== Required task ==
Restate the full set of records exactly, without adding or dropping a word.

== Record set ==
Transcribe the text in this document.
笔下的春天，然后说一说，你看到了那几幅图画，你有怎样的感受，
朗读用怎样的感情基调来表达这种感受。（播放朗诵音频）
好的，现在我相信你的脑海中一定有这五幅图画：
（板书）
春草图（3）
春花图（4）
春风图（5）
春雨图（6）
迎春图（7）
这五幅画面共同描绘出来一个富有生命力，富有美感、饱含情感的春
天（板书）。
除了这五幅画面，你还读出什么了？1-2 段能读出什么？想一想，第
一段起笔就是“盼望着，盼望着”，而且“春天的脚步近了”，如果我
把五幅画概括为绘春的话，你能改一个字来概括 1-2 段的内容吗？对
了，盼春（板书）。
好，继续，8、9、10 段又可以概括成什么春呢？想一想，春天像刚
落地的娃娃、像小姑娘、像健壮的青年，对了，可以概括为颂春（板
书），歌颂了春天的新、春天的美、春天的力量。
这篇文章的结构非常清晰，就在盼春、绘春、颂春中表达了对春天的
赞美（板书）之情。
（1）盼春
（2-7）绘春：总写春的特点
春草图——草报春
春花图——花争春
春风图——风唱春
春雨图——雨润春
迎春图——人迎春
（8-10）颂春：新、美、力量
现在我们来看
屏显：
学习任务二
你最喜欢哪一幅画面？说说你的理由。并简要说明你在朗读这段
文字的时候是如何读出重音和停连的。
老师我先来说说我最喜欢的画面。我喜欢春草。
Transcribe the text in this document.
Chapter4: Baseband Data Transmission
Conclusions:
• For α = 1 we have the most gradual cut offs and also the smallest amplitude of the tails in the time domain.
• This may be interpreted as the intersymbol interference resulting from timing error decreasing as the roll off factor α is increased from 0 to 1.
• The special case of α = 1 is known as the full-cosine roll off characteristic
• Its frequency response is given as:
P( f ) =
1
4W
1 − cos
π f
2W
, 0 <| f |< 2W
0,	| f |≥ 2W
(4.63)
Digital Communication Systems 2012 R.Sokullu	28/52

== Final result ==
Transcribe the text in this document.
笔下的春天，然后说一说，你看到了那几幅图画，你有怎样的感受，
朗读用怎样的感情基调来表达这种感受。（播放朗诵音频）
好的，现在我相信你的脑海中一定有这五幅图画：
（板书）
春草图（3）
春花图（4）
春风图（5）
春雨图（6）
迎春图（7）
这五幅画面共同描绘出来一个富有生命力，富有美感、饱含情感的春
天（板书）。
除了这五幅画面，你还读出什么了？1-2 段能读出什么？想一想，第
一段起笔就是“盼望着，盼望着”，而且“春天的脚步近了”，如果我
把五幅画概括为绘春的话，你能改一个字来概括 1-2 段的内容吗？对
了，盼春（板书）。
好，继续，8、9、10 段又可以概括成什么春呢？想一想，春天像刚
落地的娃娃、像小姑娘、像健壮的青年，对了，可以概括为颂春（板
书），歌颂了春天的新、春天的美、春天的力量。
这篇文章的结构非常清晰，就在盼春、绘春、颂春中表达了对春天的
赞美（板书）之情。
（1）盼春
（2-7）绘春：总写春的特点
春草图——草报春
春花图——花争春
春风图——风唱春
春雨图——雨润春
迎春图——人迎春
（8-10）颂春：新、美、力量
现在我们来看
屏显：
学习任务二
你最喜欢哪一幅画面？说说你的理由。并简要说明你在朗读这段
文字的时候是如何读出重音和停连的。
老师我先来说说我最喜欢的画面。我喜欢春草。
Transcribe the text in this document.
Chapter4: Baseband Data Transmission
Conclusions:
• For α = 1 we have the most gradual cut offs and also the smallest amplitude of the tails in the time domain.
• This may be interpreted as the intersymbol interference resulting from timing error decreasing as the roll off factor α is increased from 0 to 1.
• The special case of α = 1 is known as the full-cosine roll off characteristic
• Its frequency response is given as:
P( f ) =
1
4W
1 − cos
π f
2W
, 0 <| f |< 2W
0,	| f |≥ 2W
(4.63)
Digital Communication Systems 2012 R.Sokullu	28/52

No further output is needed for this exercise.